PROBLEM STATEMENT:
Within the records below, how many lines contain "blifvit"? The answer is that number alone.
──────── MATERIAL FOR THIS TASK
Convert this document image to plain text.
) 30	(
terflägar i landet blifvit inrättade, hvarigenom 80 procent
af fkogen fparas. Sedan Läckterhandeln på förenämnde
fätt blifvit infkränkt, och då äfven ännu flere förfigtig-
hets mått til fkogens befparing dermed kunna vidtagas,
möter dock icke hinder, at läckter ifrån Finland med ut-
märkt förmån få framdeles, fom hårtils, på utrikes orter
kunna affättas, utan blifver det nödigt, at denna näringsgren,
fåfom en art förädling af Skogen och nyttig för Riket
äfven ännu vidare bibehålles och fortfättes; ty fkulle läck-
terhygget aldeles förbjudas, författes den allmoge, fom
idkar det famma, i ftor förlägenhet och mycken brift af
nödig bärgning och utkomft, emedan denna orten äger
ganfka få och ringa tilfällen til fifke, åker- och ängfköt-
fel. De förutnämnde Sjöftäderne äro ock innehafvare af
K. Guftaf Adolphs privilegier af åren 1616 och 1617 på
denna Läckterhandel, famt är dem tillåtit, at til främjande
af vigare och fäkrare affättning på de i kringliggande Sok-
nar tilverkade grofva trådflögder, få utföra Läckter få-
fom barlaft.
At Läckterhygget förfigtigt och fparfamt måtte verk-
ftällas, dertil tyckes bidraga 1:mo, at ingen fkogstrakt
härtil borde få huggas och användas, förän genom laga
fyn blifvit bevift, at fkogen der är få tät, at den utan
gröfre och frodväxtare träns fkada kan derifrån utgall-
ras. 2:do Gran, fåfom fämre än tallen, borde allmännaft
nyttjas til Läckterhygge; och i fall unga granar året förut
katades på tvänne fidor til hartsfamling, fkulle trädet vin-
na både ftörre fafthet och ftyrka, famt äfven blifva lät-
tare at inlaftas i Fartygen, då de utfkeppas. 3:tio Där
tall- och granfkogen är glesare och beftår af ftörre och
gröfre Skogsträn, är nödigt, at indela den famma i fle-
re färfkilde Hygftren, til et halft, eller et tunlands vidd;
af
────────────────
EXERCISE RESULT:
3